- _Instructions to follow_:
Output all of the data below exactly as given.
======== Raw data ========
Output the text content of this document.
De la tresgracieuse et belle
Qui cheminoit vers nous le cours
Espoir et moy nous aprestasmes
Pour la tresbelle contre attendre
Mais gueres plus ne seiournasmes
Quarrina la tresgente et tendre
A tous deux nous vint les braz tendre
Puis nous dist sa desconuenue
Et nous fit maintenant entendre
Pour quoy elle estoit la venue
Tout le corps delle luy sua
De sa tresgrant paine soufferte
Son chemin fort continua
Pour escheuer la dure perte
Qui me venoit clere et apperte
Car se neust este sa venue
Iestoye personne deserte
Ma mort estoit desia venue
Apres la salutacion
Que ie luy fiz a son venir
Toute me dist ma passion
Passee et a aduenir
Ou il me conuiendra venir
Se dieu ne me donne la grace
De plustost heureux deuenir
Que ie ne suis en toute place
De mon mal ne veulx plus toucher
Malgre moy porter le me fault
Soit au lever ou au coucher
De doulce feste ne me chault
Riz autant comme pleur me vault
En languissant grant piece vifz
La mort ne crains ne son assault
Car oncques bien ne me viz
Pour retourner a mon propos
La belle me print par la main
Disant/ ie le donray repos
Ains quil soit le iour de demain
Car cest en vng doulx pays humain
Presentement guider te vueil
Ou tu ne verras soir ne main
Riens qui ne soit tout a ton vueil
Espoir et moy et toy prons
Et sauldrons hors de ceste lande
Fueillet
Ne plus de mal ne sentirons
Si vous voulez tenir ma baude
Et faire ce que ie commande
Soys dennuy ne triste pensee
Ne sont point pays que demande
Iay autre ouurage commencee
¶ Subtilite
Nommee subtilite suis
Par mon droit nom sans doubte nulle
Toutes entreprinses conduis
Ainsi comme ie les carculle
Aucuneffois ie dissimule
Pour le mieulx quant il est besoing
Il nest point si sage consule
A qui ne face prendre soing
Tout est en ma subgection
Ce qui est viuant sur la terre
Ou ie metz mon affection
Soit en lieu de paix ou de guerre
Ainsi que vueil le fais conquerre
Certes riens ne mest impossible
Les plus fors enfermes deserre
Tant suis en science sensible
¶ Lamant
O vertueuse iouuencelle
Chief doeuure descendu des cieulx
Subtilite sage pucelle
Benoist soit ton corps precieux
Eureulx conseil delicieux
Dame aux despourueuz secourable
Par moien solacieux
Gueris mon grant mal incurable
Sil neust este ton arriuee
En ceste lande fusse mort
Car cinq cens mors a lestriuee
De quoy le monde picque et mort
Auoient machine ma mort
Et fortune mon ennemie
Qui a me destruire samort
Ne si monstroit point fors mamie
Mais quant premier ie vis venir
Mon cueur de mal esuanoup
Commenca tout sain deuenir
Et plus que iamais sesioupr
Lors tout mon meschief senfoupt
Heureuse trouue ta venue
========
- _Final result_:
Output the text content of this document.
De la tresgracieuse et belle
Qui cheminoit vers nous le cours
Espoir et moy nous aprestasmes
Pour la tresbelle contre attendre
Mais gueres plus ne seiournasmes
Quarrina la tresgente et tendre
A tous deux nous vint les braz tendre
Puis nous dist sa desconuenue
Et nous fit maintenant entendre
Pour quoy elle estoit la venue
Tout le corps delle luy sua
De sa tresgrant paine soufferte
Son chemin fort continua
Pour escheuer la dure perte
Qui me venoit clere et apperte
Car se neust este sa venue
Iestoye personne deserte
Ma mort estoit desia venue
Apres la salutacion
Que ie luy fiz a son venir
Toute me dist ma passion
Passee et a aduenir
Ou il me conuiendra venir
Se dieu ne me donne la grace
De plustost heureux deuenir
Que ie ne suis en toute place
De mon mal ne veulx plus toucher
Malgre moy porter le me fault
Soit au lever ou au coucher
De doulce feste ne me chault
Riz autant comme pleur me vault
En languissant grant piece vifz
La mort ne crains ne son assault
Car oncques bien ne me viz
Pour retourner a mon propos
La belle me print par la main
Disant/ ie le donray repos
Ains quil soit le iour de demain
Car cest en vng doulx pays humain
Presentement guider te vueil
Ou tu ne verras soir ne main
Riens qui ne soit tout a ton vueil
Espoir et moy et toy prons
Et sauldrons hors de ceste lande
Fueillet
Ne plus de mal ne sentirons
Si vous voulez tenir ma baude
Et faire ce que ie commande
Soys dennuy ne triste pensee
Ne sont point pays que demande
Iay autre ouurage commencee
¶ Subtilite
Nommee subtilite suis
Par mon droit nom sans doubte nulle
Toutes entreprinses conduis
Ainsi comme ie les carculle
Aucuneffois ie dissimule
Pour le mieulx quant il est besoing
Il nest point si sage consule
A qui ne face prendre soing
Tout est en ma subgection
Ce qui est viuant sur la terre
Ou ie metz mon affection
Soit en lieu de paix ou de guerre
Ainsi que vueil le fais conquerre
Certes riens ne mest impossible
Les plus fors enfermes deserre
Tant suis en science sensible
¶ Lamant
O vertueuse iouuencelle
Chief doeuure descendu des cieulx
Subtilite sage pucelle
Benoist soit ton corps precieux
Eureulx conseil delicieux
Dame aux despourueuz secourable
Par moien solacieux
Gueris mon grant mal incurable
Sil neust este ton arriuee
En ceste lande fusse mort
Car cinq cens mors a lestriuee
De quoy le monde picque et mort
Auoient machine ma mort
Et fortune mon ennemie
Qui a me destruire samort
Ne si monstroit point fors mamie
Mais quant premier ie vis venir
Mon cueur de mal esuanoup
Commenca tout sain deuenir
Et plus que iamais sesioupr
Lors tout mon meschief senfoupt
Heureuse trouue ta venue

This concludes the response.